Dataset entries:
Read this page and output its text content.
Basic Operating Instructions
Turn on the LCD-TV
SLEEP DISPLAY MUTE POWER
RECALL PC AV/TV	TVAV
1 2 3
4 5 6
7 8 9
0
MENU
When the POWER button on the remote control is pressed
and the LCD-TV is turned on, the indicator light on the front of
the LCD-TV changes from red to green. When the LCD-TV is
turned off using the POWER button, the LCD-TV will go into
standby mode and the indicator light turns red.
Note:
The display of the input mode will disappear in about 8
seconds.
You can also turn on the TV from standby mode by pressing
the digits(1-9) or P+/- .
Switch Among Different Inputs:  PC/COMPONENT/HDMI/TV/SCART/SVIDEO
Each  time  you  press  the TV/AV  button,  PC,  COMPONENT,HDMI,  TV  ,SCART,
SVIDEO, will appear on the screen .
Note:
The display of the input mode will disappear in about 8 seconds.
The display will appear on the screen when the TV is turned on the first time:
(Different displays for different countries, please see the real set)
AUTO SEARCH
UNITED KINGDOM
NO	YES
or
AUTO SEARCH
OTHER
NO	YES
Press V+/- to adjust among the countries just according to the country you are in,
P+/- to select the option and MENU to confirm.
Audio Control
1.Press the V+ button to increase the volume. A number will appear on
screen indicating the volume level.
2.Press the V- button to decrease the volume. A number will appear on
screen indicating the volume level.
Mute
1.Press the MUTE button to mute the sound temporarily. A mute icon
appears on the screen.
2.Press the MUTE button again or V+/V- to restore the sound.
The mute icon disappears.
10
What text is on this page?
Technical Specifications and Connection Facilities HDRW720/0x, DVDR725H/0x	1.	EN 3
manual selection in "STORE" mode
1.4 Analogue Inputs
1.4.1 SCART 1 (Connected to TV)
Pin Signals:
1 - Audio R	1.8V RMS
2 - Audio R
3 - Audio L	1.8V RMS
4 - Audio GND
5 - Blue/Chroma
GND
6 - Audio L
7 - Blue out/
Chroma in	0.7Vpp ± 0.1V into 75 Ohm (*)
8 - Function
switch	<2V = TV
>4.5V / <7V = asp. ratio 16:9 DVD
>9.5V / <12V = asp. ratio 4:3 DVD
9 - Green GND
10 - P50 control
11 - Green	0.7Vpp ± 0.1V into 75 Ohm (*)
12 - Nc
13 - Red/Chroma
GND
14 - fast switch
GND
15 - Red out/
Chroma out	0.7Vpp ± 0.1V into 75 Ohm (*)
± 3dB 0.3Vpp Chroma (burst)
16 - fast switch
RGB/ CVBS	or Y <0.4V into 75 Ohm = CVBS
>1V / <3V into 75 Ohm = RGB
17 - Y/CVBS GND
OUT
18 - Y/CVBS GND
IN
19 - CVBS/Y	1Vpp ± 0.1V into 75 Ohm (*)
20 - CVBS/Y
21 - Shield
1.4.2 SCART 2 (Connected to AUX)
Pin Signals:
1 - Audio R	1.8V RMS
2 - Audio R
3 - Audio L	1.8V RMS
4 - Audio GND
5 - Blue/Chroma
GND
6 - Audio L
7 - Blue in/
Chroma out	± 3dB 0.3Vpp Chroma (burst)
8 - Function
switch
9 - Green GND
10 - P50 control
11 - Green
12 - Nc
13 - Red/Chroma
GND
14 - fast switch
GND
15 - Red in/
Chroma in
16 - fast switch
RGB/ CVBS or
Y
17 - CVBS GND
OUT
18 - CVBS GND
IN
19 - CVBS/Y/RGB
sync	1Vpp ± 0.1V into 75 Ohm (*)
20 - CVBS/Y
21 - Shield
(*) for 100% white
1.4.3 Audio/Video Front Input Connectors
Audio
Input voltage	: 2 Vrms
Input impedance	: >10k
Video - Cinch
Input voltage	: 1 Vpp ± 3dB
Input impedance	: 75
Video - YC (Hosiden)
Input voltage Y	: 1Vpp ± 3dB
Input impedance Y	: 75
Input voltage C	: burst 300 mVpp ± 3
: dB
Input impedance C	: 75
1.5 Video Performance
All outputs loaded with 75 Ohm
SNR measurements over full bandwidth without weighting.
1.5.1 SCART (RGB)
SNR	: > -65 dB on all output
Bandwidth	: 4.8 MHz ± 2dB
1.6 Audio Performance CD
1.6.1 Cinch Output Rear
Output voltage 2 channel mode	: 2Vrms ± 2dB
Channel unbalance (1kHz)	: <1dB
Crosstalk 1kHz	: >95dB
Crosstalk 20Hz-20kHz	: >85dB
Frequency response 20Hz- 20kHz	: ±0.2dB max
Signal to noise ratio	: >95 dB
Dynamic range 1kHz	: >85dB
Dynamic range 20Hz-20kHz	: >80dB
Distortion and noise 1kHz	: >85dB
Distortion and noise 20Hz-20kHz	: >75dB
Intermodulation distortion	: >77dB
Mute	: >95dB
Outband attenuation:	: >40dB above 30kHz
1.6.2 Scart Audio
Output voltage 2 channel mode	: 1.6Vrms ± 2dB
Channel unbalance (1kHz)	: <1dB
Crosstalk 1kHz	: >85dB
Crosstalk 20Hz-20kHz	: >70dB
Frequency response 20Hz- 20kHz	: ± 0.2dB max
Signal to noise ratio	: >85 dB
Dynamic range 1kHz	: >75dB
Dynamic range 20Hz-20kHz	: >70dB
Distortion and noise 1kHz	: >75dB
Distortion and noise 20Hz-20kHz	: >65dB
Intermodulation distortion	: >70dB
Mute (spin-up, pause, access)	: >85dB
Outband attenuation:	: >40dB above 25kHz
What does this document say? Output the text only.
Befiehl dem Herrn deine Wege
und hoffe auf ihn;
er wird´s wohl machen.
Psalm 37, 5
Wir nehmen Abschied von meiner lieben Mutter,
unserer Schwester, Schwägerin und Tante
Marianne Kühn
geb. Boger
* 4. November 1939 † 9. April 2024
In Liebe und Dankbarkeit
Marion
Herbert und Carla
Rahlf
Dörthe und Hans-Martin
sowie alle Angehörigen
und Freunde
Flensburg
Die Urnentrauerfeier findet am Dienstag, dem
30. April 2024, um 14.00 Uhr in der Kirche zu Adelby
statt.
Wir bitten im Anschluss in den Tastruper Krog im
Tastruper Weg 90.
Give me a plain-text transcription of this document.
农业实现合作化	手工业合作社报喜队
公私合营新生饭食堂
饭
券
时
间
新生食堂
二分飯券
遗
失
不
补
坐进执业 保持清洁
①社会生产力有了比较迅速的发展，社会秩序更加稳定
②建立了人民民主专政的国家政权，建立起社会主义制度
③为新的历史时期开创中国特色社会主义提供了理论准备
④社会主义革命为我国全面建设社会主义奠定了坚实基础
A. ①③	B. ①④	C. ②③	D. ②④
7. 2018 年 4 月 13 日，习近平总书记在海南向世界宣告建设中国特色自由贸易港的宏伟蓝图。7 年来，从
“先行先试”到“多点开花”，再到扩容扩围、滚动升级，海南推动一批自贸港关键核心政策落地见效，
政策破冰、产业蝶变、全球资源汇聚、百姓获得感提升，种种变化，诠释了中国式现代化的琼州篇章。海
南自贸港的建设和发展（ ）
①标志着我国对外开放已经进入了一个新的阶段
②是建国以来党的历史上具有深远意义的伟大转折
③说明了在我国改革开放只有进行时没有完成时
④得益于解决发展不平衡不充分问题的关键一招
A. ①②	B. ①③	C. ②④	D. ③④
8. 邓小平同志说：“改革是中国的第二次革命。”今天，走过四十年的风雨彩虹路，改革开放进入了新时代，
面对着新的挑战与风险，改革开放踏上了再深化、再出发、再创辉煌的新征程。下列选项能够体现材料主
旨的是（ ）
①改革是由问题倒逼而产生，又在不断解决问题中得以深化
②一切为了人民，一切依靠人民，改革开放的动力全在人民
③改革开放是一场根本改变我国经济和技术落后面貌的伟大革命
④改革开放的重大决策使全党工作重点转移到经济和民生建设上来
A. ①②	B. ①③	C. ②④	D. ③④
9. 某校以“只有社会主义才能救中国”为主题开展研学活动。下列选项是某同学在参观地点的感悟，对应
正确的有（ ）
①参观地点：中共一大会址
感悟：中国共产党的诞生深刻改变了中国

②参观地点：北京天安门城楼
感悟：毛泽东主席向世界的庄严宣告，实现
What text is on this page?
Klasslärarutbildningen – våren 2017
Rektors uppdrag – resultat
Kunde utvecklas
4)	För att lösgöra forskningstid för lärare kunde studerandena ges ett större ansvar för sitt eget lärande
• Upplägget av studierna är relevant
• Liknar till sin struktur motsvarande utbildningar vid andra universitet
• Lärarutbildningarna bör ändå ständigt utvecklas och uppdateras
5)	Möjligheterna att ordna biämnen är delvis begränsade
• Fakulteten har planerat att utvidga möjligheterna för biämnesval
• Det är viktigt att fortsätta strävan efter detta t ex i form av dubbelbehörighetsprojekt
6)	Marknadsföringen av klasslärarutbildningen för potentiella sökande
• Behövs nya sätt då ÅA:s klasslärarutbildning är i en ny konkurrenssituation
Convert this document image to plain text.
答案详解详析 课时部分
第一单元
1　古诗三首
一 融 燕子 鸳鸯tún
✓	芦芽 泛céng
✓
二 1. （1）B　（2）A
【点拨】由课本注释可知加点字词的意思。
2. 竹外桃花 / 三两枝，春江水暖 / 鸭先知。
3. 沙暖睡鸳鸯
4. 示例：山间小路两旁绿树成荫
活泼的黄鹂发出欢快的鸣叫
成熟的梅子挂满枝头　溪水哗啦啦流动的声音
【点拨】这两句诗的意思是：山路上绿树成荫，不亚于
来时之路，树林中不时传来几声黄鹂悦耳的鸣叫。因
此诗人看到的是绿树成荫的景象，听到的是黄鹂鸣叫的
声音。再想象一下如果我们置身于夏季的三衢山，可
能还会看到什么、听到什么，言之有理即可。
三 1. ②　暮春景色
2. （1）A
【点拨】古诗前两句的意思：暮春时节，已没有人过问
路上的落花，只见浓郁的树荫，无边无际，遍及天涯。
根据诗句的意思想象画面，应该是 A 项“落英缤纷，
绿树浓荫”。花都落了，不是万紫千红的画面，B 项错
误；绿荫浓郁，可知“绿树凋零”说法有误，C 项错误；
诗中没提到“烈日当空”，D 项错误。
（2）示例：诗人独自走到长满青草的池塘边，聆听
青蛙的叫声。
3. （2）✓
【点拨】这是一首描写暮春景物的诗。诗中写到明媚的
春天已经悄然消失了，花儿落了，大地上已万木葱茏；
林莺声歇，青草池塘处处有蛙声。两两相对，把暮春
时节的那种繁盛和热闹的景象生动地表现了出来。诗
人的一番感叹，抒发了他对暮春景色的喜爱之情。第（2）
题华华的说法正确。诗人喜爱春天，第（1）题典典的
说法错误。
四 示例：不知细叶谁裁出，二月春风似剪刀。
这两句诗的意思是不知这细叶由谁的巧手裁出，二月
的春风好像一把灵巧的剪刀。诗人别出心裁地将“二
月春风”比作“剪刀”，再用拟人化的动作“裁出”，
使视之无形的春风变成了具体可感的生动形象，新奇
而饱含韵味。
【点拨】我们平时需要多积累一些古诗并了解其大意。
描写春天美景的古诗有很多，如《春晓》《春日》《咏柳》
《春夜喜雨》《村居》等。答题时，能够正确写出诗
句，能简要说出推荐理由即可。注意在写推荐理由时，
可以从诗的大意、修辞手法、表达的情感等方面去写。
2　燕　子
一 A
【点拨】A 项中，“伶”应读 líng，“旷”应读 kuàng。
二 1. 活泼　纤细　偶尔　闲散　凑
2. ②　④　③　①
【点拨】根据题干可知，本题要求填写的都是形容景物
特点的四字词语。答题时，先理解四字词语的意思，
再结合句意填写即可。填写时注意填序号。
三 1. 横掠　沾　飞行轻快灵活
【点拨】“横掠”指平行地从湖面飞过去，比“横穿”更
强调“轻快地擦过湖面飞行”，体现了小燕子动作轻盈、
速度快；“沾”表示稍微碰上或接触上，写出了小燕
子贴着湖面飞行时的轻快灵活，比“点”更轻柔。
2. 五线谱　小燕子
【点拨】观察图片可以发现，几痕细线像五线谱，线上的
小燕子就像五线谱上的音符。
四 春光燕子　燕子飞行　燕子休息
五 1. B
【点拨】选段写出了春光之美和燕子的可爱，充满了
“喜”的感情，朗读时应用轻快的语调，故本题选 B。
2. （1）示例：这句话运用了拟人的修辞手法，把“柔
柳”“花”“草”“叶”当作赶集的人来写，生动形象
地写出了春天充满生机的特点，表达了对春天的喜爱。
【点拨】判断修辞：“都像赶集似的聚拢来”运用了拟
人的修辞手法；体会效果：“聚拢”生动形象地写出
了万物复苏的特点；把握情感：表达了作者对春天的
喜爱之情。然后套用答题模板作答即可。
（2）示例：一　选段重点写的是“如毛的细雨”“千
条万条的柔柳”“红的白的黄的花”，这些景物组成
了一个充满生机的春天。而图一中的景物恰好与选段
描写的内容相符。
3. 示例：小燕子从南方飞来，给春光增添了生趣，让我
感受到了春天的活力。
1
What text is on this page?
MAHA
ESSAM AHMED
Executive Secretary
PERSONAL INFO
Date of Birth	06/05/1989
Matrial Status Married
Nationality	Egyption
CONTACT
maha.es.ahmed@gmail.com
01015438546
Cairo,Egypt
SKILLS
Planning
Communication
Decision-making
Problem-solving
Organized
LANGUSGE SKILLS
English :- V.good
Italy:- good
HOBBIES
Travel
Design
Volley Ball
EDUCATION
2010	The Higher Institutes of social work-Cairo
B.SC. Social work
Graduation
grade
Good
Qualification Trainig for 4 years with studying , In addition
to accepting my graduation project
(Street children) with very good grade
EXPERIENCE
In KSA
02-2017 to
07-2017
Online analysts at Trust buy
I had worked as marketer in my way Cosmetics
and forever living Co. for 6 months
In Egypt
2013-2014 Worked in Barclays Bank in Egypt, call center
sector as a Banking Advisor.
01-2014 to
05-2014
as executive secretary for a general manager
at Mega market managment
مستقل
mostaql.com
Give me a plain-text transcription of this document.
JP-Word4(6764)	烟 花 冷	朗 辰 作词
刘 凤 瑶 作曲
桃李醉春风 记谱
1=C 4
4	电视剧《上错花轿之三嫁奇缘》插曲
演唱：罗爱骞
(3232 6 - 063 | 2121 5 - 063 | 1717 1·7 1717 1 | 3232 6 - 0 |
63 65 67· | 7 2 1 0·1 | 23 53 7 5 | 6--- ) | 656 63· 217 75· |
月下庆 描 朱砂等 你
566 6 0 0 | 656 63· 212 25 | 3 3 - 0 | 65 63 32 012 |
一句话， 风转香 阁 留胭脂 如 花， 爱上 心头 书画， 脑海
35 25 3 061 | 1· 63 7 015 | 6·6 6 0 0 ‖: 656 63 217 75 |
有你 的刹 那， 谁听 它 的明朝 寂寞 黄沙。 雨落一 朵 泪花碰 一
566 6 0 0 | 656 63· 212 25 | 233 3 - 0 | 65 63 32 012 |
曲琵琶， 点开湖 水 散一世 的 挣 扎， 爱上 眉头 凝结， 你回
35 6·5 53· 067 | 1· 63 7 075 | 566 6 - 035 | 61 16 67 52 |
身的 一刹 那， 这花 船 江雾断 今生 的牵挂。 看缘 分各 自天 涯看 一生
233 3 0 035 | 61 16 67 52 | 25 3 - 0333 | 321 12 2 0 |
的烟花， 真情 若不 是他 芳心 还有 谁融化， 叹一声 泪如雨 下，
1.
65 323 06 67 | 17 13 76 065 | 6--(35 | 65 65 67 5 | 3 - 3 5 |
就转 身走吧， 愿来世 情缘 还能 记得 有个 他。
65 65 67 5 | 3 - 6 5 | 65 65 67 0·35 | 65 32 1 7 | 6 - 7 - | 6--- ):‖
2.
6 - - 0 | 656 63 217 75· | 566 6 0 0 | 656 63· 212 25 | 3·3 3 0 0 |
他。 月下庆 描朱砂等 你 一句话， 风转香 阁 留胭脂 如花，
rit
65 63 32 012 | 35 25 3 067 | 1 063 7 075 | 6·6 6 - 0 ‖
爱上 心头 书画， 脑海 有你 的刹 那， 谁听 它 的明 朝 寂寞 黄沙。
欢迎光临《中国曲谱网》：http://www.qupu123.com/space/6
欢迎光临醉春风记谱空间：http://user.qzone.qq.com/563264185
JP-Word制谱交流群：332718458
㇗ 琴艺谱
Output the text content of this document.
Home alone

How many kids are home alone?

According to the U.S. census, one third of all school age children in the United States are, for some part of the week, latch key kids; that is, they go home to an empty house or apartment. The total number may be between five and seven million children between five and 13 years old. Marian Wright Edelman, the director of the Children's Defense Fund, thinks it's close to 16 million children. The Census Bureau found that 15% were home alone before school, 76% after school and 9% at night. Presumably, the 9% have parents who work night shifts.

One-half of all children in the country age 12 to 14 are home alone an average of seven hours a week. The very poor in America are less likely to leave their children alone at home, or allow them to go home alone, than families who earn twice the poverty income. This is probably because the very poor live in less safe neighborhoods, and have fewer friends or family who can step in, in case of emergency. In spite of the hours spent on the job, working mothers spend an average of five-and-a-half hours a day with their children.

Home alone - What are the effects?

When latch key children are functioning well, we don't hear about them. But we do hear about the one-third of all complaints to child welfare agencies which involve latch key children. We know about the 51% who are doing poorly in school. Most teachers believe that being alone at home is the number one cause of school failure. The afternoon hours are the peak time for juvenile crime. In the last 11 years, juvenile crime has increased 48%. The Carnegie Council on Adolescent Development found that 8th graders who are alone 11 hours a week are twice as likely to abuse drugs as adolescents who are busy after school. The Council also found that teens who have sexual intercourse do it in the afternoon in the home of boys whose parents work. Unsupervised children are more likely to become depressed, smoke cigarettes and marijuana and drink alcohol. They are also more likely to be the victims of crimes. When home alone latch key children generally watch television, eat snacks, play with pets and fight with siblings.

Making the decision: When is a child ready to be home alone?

**Request:** Using the entries above, return each line that includes the word "five".

**Task answer:**
According to the U.S. census, one third of all school age children in the United States are, for some part of the week, latch key kids; that is, they go home to an empty house or apartment. The total number may be between five and seven million children between five and 13 years old. Marian Wright Edelman, the director of the Children's Defense Fund, thinks it's close to 16 million children. The Census Bureau found that 15% were home alone before school, 76% after school and 9% at night. Presumably, the 9% have parents who work night shifts.
One-half of all children in the country age 12 to 14 are home alone an average of seven hours a week. The very poor in America are less likely to leave their children alone at home, or allow them to go home alone, than families who earn twice the poverty income. This is probably because the very poor live in less safe neighborhoods, and have fewer friends or family who can step in, in case of emergency. In spite of the hours spent on the job, working mothers spend an average of five-and-a-half hours a day with their children.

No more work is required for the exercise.